┌─ RECORDS PROVIDED

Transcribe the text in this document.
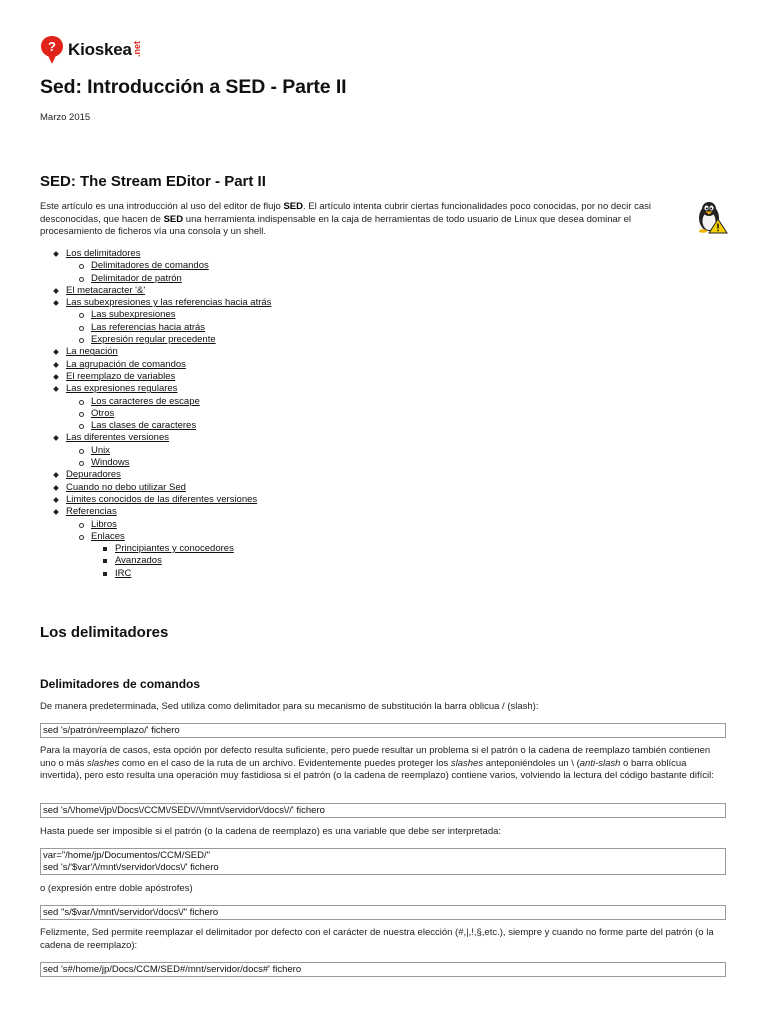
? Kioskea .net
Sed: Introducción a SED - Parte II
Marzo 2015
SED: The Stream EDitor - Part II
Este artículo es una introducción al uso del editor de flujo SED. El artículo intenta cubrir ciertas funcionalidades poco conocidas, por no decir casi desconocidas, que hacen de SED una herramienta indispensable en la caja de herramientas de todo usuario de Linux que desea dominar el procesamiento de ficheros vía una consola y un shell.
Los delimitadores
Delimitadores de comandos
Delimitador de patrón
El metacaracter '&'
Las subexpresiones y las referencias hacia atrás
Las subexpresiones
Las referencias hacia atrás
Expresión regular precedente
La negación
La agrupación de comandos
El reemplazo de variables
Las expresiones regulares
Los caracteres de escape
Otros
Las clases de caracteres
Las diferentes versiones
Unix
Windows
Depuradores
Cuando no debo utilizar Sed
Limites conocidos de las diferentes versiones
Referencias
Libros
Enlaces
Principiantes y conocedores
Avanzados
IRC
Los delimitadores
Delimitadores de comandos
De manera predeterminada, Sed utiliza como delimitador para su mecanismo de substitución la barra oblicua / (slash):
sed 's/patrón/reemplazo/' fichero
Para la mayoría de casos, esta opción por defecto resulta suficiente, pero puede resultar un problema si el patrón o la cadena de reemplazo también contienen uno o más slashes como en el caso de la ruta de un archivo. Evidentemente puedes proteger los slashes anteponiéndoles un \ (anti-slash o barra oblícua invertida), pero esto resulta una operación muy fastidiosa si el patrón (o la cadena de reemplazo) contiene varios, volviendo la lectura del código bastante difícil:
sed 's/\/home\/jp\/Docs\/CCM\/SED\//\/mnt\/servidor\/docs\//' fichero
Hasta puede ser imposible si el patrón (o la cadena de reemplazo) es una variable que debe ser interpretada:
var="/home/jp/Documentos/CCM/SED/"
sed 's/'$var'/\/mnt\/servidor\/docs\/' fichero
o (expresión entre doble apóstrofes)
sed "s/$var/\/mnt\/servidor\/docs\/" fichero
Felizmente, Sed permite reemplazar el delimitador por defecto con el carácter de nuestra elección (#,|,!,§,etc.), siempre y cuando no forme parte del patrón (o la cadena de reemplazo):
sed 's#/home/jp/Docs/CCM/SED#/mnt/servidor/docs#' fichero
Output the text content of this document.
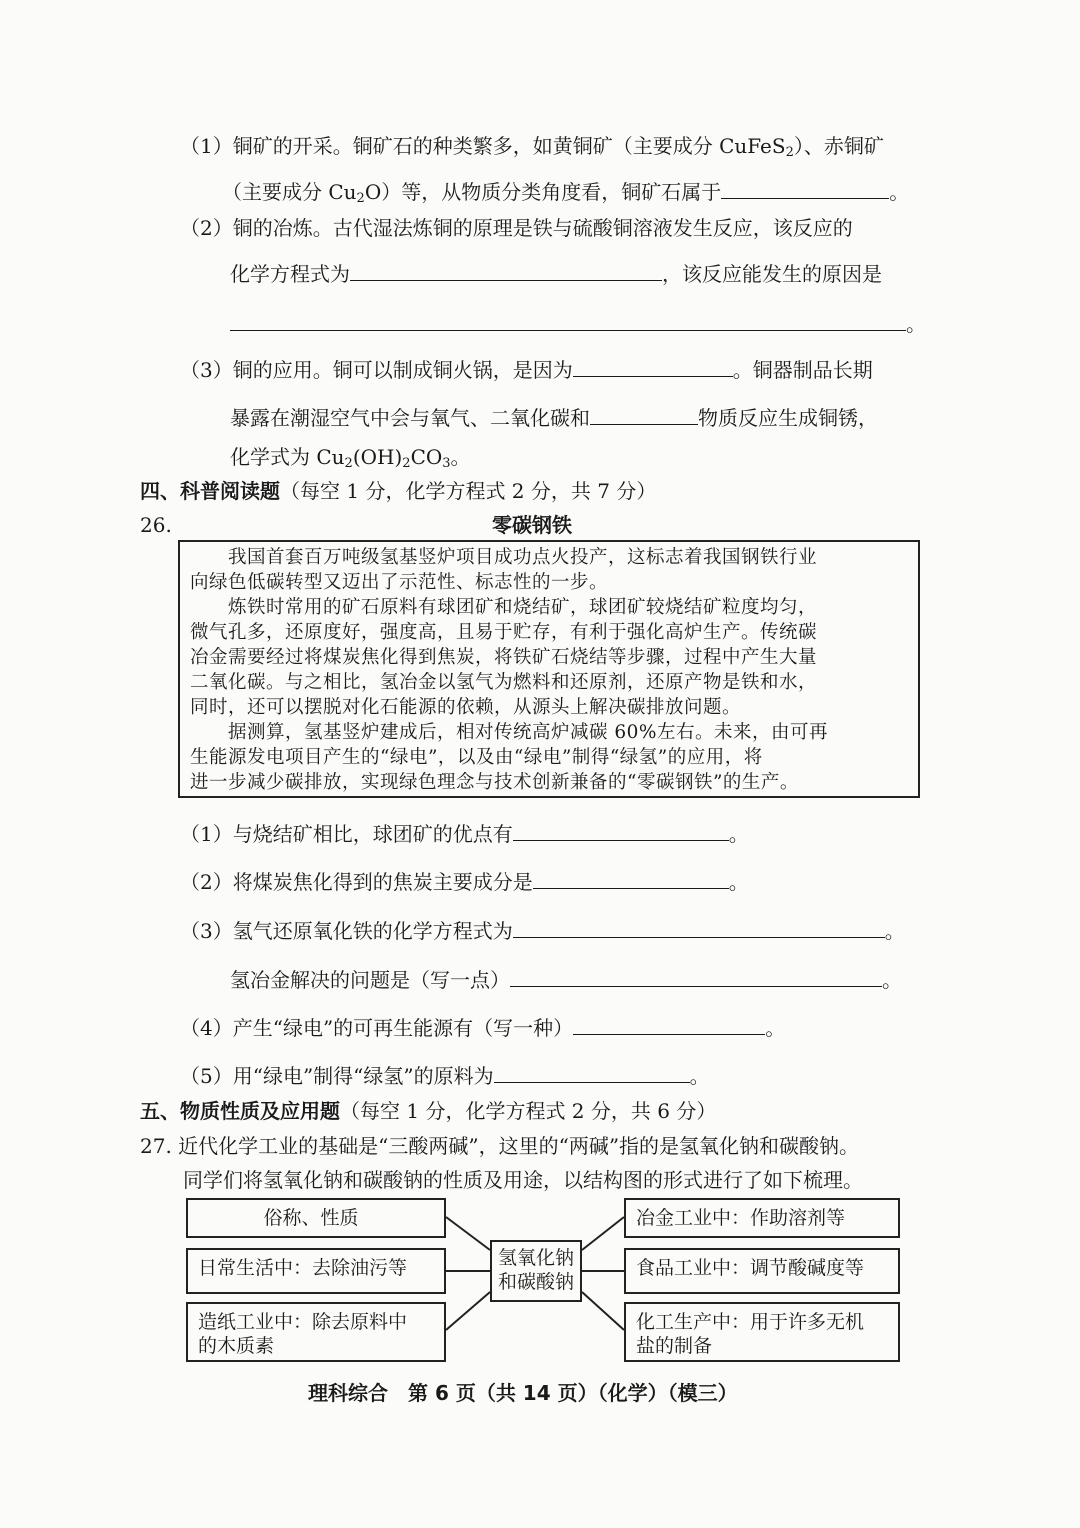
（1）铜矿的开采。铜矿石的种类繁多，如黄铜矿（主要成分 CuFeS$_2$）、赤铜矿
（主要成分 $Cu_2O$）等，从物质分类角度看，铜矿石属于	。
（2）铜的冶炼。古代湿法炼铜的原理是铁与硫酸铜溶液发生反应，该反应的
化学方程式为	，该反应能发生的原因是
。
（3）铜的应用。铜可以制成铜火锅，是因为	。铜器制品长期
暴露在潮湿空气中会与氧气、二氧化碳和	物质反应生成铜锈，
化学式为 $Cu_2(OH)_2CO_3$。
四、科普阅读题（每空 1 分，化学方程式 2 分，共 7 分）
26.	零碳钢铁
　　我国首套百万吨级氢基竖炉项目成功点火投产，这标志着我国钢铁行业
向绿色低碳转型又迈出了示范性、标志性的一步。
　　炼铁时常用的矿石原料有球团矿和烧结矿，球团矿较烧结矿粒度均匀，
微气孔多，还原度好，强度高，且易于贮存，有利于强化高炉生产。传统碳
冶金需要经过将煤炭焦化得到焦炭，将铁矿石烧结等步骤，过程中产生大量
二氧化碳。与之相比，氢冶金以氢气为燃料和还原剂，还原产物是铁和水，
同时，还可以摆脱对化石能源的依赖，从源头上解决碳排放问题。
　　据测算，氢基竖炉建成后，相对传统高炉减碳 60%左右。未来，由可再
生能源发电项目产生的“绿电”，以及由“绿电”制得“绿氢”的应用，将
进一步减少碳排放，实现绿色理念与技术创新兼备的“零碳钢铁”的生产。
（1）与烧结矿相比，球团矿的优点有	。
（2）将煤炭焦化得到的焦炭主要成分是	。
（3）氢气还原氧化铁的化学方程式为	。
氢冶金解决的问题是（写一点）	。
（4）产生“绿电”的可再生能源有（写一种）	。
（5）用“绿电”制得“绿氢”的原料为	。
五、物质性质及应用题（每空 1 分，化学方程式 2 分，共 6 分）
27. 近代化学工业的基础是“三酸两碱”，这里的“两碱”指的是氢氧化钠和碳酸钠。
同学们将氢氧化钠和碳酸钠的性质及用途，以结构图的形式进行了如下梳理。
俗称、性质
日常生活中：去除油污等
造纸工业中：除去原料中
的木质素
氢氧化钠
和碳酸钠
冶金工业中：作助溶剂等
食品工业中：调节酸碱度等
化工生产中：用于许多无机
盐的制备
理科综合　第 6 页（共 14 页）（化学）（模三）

└─

> [GOAL OF THE EXERCISE] Give again the lines from the line that contains "Output the text content of this document." through the last line of the material above, exactly and with both ends included. Omit the pictures.

> [RESPONSE TO THE EXERCISE]
Output the text content of this document.
（1）铜矿的开采。铜矿石的种类繁多，如黄铜矿（主要成分 CuFeS$_2$）、赤铜矿
（主要成分 $Cu_2O$）等，从物质分类角度看，铜矿石属于	。
（2）铜的冶炼。古代湿法炼铜的原理是铁与硫酸铜溶液发生反应，该反应的
化学方程式为	，该反应能发生的原因是
。
（3）铜的应用。铜可以制成铜火锅，是因为	。铜器制品长期
暴露在潮湿空气中会与氧气、二氧化碳和	物质反应生成铜锈，
化学式为 $Cu_2(OH)_2CO_3$。
四、科普阅读题（每空 1 分，化学方程式 2 分，共 7 分）
26.	零碳钢铁
　　我国首套百万吨级氢基竖炉项目成功点火投产，这标志着我国钢铁行业
向绿色低碳转型又迈出了示范性、标志性的一步。
　　炼铁时常用的矿石原料有球团矿和烧结矿，球团矿较烧结矿粒度均匀，
微气孔多，还原度好，强度高，且易于贮存，有利于强化高炉生产。传统碳
冶金需要经过将煤炭焦化得到焦炭，将铁矿石烧结等步骤，过程中产生大量
二氧化碳。与之相比，氢冶金以氢气为燃料和还原剂，还原产物是铁和水，
同时，还可以摆脱对化石能源的依赖，从源头上解决碳排放问题。
　　据测算，氢基竖炉建成后，相对传统高炉减碳 60%左右。未来，由可再
生能源发电项目产生的“绿电”，以及由“绿电”制得“绿氢”的应用，将
进一步减少碳排放，实现绿色理念与技术创新兼备的“零碳钢铁”的生产。
（1）与烧结矿相比，球团矿的优点有	。
（2）将煤炭焦化得到的焦炭主要成分是	。
（3）氢气还原氧化铁的化学方程式为	。
氢冶金解决的问题是（写一点）	。
（4）产生“绿电”的可再生能源有（写一种）	。
（5）用“绿电”制得“绿氢”的原料为	。
五、物质性质及应用题（每空 1 分，化学方程式 2 分，共 6 分）
27. 近代化学工业的基础是“三酸两碱”，这里的“两碱”指的是氢氧化钠和碳酸钠。
同学们将氢氧化钠和碳酸钠的性质及用途，以结构图的形式进行了如下梳理。
俗称、性质
日常生活中：去除油污等
造纸工业中：除去原料中
的木质素
氢氧化钠
和碳酸钠
冶金工业中：作助溶剂等
食品工业中：调节酸碱度等
化工生产中：用于许多无机
盐的制备
理科综合　第 6 页（共 14 页）（化学）（模三）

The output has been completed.